## Records supplied:
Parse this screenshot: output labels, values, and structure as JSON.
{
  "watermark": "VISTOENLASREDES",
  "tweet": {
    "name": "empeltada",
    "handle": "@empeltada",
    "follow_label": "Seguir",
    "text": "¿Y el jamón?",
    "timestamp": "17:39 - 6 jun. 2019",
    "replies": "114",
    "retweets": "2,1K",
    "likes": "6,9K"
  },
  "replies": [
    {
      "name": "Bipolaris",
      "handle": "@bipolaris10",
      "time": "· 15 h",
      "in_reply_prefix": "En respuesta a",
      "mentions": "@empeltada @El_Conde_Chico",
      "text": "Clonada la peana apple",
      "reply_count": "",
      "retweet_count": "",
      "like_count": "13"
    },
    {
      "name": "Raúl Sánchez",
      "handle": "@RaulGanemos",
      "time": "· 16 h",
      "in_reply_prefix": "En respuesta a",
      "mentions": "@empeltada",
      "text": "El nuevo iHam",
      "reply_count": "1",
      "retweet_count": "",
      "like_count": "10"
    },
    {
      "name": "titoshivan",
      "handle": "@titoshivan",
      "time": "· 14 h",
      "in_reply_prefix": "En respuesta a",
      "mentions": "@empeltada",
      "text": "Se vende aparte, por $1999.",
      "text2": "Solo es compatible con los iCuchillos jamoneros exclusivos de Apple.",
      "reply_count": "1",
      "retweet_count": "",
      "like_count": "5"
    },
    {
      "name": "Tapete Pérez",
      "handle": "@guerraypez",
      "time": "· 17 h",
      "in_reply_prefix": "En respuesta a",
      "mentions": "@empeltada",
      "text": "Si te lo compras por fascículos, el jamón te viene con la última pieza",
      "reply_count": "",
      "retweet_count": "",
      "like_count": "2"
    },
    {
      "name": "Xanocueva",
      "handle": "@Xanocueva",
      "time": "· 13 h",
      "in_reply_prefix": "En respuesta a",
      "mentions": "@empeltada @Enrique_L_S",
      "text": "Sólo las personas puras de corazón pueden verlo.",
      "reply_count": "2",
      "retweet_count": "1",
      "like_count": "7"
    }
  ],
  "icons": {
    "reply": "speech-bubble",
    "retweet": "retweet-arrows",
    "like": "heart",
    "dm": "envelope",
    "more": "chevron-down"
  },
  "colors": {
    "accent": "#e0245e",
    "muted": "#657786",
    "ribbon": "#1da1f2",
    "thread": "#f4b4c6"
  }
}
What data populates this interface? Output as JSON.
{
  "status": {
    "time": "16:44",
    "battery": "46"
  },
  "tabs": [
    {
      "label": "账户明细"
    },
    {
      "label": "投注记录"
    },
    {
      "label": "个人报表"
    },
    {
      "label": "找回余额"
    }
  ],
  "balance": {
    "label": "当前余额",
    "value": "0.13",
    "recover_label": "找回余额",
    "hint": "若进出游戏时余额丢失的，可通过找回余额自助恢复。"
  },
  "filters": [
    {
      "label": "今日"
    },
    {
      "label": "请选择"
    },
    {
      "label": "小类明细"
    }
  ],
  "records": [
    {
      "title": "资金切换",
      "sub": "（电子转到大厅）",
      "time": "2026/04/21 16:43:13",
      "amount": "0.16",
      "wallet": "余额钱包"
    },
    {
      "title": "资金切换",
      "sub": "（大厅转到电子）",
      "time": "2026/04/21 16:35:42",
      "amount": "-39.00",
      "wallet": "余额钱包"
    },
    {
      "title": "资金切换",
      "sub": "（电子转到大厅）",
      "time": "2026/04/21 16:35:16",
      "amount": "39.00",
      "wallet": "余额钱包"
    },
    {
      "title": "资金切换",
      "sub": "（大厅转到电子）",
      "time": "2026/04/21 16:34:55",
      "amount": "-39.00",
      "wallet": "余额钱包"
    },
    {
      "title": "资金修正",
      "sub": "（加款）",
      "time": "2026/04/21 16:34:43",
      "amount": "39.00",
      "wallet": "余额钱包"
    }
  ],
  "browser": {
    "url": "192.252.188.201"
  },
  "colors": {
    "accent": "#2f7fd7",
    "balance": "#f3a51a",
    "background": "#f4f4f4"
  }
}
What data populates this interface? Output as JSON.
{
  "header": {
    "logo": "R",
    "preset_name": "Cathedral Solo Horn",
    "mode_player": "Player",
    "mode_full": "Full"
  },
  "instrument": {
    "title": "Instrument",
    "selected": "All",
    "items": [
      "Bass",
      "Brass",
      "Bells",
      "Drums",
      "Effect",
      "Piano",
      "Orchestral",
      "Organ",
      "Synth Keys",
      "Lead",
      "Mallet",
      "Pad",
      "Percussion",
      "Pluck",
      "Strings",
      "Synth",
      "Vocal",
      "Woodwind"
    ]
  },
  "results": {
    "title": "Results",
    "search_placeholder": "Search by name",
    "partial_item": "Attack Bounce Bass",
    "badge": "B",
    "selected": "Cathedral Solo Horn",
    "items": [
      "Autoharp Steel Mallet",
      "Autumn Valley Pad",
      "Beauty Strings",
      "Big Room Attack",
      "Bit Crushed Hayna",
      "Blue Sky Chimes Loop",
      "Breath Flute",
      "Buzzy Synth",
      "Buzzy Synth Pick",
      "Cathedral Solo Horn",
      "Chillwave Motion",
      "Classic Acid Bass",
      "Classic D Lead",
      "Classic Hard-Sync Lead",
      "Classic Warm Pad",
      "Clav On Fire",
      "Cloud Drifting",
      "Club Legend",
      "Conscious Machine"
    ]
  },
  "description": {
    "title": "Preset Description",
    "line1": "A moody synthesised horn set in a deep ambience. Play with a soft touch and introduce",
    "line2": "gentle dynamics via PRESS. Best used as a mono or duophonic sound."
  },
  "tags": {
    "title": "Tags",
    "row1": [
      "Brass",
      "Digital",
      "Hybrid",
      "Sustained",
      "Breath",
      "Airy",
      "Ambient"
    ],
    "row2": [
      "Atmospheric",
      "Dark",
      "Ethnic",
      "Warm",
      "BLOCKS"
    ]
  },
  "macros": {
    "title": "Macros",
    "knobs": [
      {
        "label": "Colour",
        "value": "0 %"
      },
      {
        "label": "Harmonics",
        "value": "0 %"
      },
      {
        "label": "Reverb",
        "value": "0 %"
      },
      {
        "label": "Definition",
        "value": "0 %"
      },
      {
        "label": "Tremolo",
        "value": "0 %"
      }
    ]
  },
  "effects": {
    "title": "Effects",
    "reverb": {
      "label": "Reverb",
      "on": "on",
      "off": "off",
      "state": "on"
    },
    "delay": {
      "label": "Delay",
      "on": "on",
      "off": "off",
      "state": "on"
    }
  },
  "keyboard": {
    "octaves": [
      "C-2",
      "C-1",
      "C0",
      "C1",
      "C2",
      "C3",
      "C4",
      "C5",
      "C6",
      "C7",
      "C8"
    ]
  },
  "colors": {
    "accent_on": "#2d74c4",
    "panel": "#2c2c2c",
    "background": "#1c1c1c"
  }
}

## Requirements:
Extract each entry in full and write it down exactly.

## Exercise response:
Parse this screenshot: output labels, values, and structure as JSON.
{
  "watermark": "VISTOENLASREDES",
  "tweet": {
    "name": "empeltada",
    "handle": "@empeltada",
    "follow_label": "Seguir",
    "text": "¿Y el jamón?",
    "timestamp": "17:39 - 6 jun. 2019",
    "replies": "114",
    "retweets": "2,1K",
    "likes": "6,9K"
  },
  "replies": [
    {
      "name": "Bipolaris",
      "handle": "@bipolaris10",
      "time": "· 15 h",
      "in_reply_prefix": "En respuesta a",
      "mentions": "@empeltada @El_Conde_Chico",
      "text": "Clonada la peana apple",
      "reply_count": "",
      "retweet_count": "",
      "like_count": "13"
    },
    {
      "name": "Raúl Sánchez",
      "handle": "@RaulGanemos",
      "time": "· 16 h",
      "in_reply_prefix": "En respuesta a",
      "mentions": "@empeltada",
      "text": "El nuevo iHam",
      "reply_count": "1",
      "retweet_count": "",
      "like_count": "10"
    },
    {
      "name": "titoshivan",
      "handle": "@titoshivan",
      "time": "· 14 h",
      "in_reply_prefix": "En respuesta a",
      "mentions": "@empeltada",
      "text": "Se vende aparte, por $1999.",
      "text2": "Solo es compatible con los iCuchillos jamoneros exclusivos de Apple.",
      "reply_count": "1",
      "retweet_count": "",
      "like_count": "5"
    },
    {
      "name": "Tapete Pérez",
      "handle": "@guerraypez",
      "time": "· 17 h",
      "in_reply_prefix": "En respuesta a",
      "mentions": "@empeltada",
      "text": "Si te lo compras por fascículos, el jamón te viene con la última pieza",
      "reply_count": "",
      "retweet_count": "",
      "like_count": "2"
    },
    {
      "name": "Xanocueva",
      "handle": "@Xanocueva",
      "time": "· 13 h",
      "in_reply_prefix": "En respuesta a",
      "mentions": "@empeltada @Enrique_L_S",
      "text": "Sólo las personas puras de corazón pueden verlo.",
      "reply_count": "2",
      "retweet_count": "1",
      "like_count": "7"
    }
  ],
  "icons": {
    "reply": "speech-bubble",
    "retweet": "retweet-arrows",
    "like": "heart",
    "dm": "envelope",
    "more": "chevron-down"
  },
  "colors": {
    "accent": "#e0245e",
    "muted": "#657786",
    "ribbon": "#1da1f2",
    "thread": "#f4b4c6"
  }
}
What data populates this interface? Output as JSON.
{
  "status": {
    "time": "16:44",
    "battery": "46"
  },
  "tabs": [
    {
      "label": "账户明细"
    },
    {
      "label": "投注记录"
    },
    {
      "label": "个人报表"
    },
    {
      "label": "找回余额"
    }
  ],
  "balance": {
    "label": "当前余额",
    "value": "0.13",
    "recover_label": "找回余额",
    "hint": "若进出游戏时余额丢失的，可通过找回余额自助恢复。"
  },
  "filters": [
    {
      "label": "今日"
    },
    {
      "label": "请选择"
    },
    {
      "label": "小类明细"
    }
  ],
  "records": [
    {
      "title": "资金切换",
      "sub": "（电子转到大厅）",
      "time": "2026/04/21 16:43:13",
      "amount": "0.16",
      "wallet": "余额钱包"
    },
    {
      "title": "资金切换",
      "sub": "（大厅转到电子）",
      "time": "2026/04/21 16:35:42",
      "amount": "-39.00",
      "wallet": "余额钱包"
    },
    {
      "title": "资金切换",
      "sub": "（电子转到大厅）",
      "time": "2026/04/21 16:35:16",
      "amount": "39.00",
      "wallet": "余额钱包"
    },
    {
      "title": "资金切换",
      "sub": "（大厅转到电子）",
      "time": "2026/04/21 16:34:55",
      "amount": "-39.00",
      "wallet": "余额钱包"
    },
    {
      "title": "资金修正",
      "sub": "（加款）",
      "time": "2026/04/21 16:34:43",
      "amount": "39.00",
      "wallet": "余额钱包"
    }
  ],
  "browser": {
    "url": "192.252.188.201"
  },
  "colors": {
    "accent": "#2f7fd7",
    "balance": "#f3a51a",
    "background": "#f4f4f4"
  }
}
What data populates this interface? Output as JSON.
{
  "header": {
    "logo": "R",
    "preset_name": "Cathedral Solo Horn",
    "mode_player": "Player",
    "mode_full": "Full"
  },
  "instrument": {
    "title": "Instrument",
    "selected": "All",
    "items": [
      "Bass",
      "Brass",
      "Bells",
      "Drums",
      "Effect",
      "Piano",
      "Orchestral",
      "Organ",
      "Synth Keys",
      "Lead",
      "Mallet",
      "Pad",
      "Percussion",
      "Pluck",
      "Strings",
      "Synth",
      "Vocal",
      "Woodwind"
    ]
  },
  "results": {
    "title": "Results",
    "search_placeholder": "Search by name",
    "partial_item": "Attack Bounce Bass",
    "badge": "B",
    "selected": "Cathedral Solo Horn",
    "items": [
      "Autoharp Steel Mallet",
      "Autumn Valley Pad",
      "Beauty Strings",
      "Big Room Attack",
      "Bit Crushed Hayna",
      "Blue Sky Chimes Loop",
      "Breath Flute",
      "Buzzy Synth",
      "Buzzy Synth Pick",
      "Cathedral Solo Horn",
      "Chillwave Motion",
      "Classic Acid Bass",
      "Classic D Lead",
      "Classic Hard-Sync Lead",
      "Classic Warm Pad",
      "Clav On Fire",
      "Cloud Drifting",
      "Club Legend",
      "Conscious Machine"
    ]
  },
  "description": {
    "title": "Preset Description",
    "line1": "A moody synthesised horn set in a deep ambience. Play with a soft touch and introduce",
    "line2": "gentle dynamics via PRESS. Best used as a mono or duophonic sound."
  },
  "tags": {
    "title": "Tags",
    "row1": [
      "Brass",
      "Digital",
      "Hybrid",
      "Sustained",
      "Breath",
      "Airy",
      "Ambient"
    ],
    "row2": [
      "Atmospheric",
      "Dark",
      "Ethnic",
      "Warm",
      "BLOCKS"
    ]
  },
  "macros": {
    "title": "Macros",
    "knobs": [
      {
        "label": "Colour",
        "value": "0 %"
      },
      {
        "label": "Harmonics",
        "value": "0 %"
      },
      {
        "label": "Reverb",
        "value": "0 %"
      },
      {
        "label": "Definition",
        "value": "0 %"
      },
      {
        "label": "Tremolo",
        "value": "0 %"
      }
    ]
  },
  "effects": {
    "title": "Effects",
    "reverb": {
      "label": "Reverb",
      "on": "on",
      "off": "off",
      "state": "on"
    },
    "delay": {
      "label": "Delay",
      "on": "on",
      "off": "off",
      "state": "on"
    }
  },
  "keyboard": {
    "octaves": [
      "C-2",
      "C-1",
      "C0",
      "C1",
      "C2",
      "C3",
      "C4",
      "C5",
      "C6",
      "C7",
      "C8"
    ]
  },
  "colors": {
    "accent_on": "#2d74c4",
    "panel": "#2c2c2c",
    "background": "#1c1c1c"
  }
}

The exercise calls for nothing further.